+++ Rows

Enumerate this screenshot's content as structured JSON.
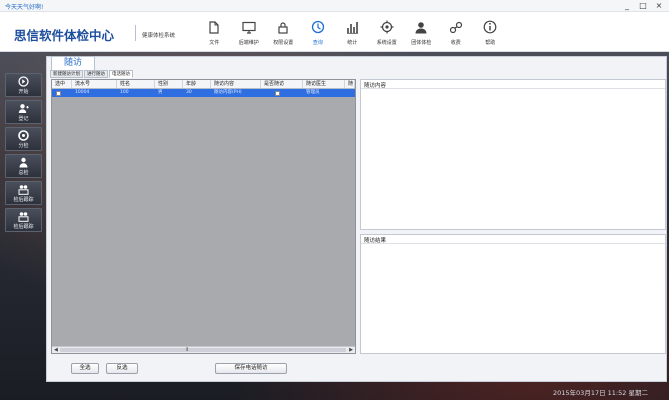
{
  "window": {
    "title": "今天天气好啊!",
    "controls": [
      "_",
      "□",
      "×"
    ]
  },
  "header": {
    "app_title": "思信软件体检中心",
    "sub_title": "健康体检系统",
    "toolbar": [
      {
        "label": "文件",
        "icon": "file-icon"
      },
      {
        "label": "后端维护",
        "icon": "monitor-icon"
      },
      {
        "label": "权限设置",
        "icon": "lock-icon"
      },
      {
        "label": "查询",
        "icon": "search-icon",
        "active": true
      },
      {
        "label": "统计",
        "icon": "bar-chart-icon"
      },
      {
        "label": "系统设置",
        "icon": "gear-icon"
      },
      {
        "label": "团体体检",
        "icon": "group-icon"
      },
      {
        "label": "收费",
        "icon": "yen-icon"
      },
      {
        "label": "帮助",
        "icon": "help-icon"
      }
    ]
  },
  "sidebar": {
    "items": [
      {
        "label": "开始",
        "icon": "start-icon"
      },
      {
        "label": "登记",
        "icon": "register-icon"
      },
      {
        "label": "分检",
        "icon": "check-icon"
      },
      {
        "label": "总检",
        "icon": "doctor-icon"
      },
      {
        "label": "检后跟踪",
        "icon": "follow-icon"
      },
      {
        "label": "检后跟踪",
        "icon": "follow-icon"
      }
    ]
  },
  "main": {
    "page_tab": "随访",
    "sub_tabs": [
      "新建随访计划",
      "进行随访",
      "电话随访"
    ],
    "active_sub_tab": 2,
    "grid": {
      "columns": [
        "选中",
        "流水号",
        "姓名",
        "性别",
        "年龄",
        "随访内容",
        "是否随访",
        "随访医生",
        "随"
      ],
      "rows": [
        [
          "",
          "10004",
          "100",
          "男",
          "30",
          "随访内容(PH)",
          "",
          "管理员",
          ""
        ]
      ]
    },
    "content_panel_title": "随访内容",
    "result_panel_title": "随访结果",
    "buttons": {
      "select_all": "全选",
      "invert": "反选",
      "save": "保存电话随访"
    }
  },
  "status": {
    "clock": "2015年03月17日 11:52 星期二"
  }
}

++++++

▶ Problem to work on: Write out every line from the entries where "随访内容" appears.

▶ Result of this task:
        "随访内容",
          "随访内容(PH)",
    "content_panel_title": "随访内容",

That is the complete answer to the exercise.